= Prompt =
Copy out all of the material, matching it word for word.

(Excerpt from a dataset)

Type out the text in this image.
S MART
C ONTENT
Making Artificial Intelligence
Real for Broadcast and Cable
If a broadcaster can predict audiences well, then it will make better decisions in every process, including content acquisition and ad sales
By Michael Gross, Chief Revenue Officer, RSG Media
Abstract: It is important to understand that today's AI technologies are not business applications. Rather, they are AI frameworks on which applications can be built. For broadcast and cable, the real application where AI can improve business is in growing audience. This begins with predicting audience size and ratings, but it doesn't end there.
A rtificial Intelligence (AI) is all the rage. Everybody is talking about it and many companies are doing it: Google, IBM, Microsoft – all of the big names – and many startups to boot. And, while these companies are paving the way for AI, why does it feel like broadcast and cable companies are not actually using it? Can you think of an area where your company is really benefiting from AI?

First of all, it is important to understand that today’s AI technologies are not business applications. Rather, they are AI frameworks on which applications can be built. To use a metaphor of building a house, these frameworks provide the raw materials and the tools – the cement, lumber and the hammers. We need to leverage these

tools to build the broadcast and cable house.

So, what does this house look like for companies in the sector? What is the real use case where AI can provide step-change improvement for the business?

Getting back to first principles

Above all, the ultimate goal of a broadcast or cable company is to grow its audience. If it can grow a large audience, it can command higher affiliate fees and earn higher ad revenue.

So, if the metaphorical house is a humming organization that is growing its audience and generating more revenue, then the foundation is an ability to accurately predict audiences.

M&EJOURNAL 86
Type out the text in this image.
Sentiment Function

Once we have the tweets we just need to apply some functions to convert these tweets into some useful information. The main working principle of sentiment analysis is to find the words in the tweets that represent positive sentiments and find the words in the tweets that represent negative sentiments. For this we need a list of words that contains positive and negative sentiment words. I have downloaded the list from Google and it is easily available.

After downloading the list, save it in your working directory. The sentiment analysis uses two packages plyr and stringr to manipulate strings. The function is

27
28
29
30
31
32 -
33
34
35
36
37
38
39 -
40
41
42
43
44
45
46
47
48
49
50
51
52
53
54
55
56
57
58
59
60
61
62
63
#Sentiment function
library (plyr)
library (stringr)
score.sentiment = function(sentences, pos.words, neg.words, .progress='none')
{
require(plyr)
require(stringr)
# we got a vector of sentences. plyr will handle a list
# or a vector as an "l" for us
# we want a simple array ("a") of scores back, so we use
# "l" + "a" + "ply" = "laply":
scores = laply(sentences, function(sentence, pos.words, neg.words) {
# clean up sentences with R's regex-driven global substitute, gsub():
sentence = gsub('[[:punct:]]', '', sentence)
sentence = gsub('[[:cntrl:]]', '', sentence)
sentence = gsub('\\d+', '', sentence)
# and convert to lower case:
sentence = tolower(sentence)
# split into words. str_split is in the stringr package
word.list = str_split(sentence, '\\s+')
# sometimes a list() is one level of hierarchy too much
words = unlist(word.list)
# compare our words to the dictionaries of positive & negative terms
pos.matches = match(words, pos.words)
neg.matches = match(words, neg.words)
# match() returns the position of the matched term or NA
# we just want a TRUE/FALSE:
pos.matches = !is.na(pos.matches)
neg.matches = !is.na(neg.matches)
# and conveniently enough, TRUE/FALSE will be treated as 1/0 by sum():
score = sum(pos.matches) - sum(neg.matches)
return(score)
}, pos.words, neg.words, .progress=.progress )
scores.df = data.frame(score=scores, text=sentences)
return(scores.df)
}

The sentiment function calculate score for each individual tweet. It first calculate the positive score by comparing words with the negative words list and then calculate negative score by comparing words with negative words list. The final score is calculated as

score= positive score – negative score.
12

= The solution =
Type out the text in this image.
S MART
C ONTENT
Making Artificial Intelligence
Real for Broadcast and Cable
If a broadcaster can predict audiences well, then it will make better decisions in every process, including content acquisition and ad sales
By Michael Gross, Chief Revenue Officer, RSG Media
Abstract: It is important to understand that today's AI technologies are not business applications. Rather, they are AI frameworks on which applications can be built. For broadcast and cable, the real application where AI can improve business is in growing audience. This begins with predicting audience size and ratings, but it doesn't end there.
A rtificial Intelligence (AI) is all the rage. Everybody is talking about it and many companies are doing it: Google, IBM, Microsoft – all of the big names – and many startups to boot. And, while these companies are paving the way for AI, why does it feel like broadcast and cable companies are not actually using it? Can you think of an area where your company is really benefiting from AI?

First of all, it is important to understand that today’s AI technologies are not business applications. Rather, they are AI frameworks on which applications can be built. To use a metaphor of building a house, these frameworks provide the raw materials and the tools – the cement, lumber and the hammers. We need to leverage these

tools to build the broadcast and cable house.

So, what does this house look like for companies in the sector? What is the real use case where AI can provide step-change improvement for the business?

Getting back to first principles

Above all, the ultimate goal of a broadcast or cable company is to grow its audience. If it can grow a large audience, it can command higher affiliate fees and earn higher ad revenue.

So, if the metaphorical house is a humming organization that is growing its audience and generating more revenue, then the foundation is an ability to accurately predict audiences.

M&EJOURNAL 86
Type out the text in this image.
Sentiment Function

Once we have the tweets we just need to apply some functions to convert these tweets into some useful information. The main working principle of sentiment analysis is to find the words in the tweets that represent positive sentiments and find the words in the tweets that represent negative sentiments. For this we need a list of words that contains positive and negative sentiment words. I have downloaded the list from Google and it is easily available.

After downloading the list, save it in your working directory. The sentiment analysis uses two packages plyr and stringr to manipulate strings. The function is

27
28
29
30
31
32 -
33
34
35
36
37
38
39 -
40
41
42
43
44
45
46
47
48
49
50
51
52
53
54
55
56
57
58
59
60
61
62
63
#Sentiment function
library (plyr)
library (stringr)
score.sentiment = function(sentences, pos.words, neg.words, .progress='none')
{
require(plyr)
require(stringr)
# we got a vector of sentences. plyr will handle a list
# or a vector as an "l" for us
# we want a simple array ("a") of scores back, so we use
# "l" + "a" + "ply" = "laply":
scores = laply(sentences, function(sentence, pos.words, neg.words) {
# clean up sentences with R's regex-driven global substitute, gsub():
sentence = gsub('[[:punct:]]', '', sentence)
sentence = gsub('[[:cntrl:]]', '', sentence)
sentence = gsub('\\d+', '', sentence)
# and convert to lower case:
sentence = tolower(sentence)
# split into words. str_split is in the stringr package
word.list = str_split(sentence, '\\s+')
# sometimes a list() is one level of hierarchy too much
words = unlist(word.list)
# compare our words to the dictionaries of positive & negative terms
pos.matches = match(words, pos.words)
neg.matches = match(words, neg.words)
# match() returns the position of the matched term or NA
# we just want a TRUE/FALSE:
pos.matches = !is.na(pos.matches)
neg.matches = !is.na(neg.matches)
# and conveniently enough, TRUE/FALSE will be treated as 1/0 by sum():
score = sum(pos.matches) - sum(neg.matches)
return(score)
}, pos.words, neg.words, .progress=.progress )
scores.df = data.frame(score=scores, text=sentences)
return(scores.df)
}

The sentiment function calculate score for each individual tweet. It first calculate the positive score by comparing words with the negative words list and then calculate negative score by comparing words with negative words list. The final score is calculated as

score= positive score – negative score.
12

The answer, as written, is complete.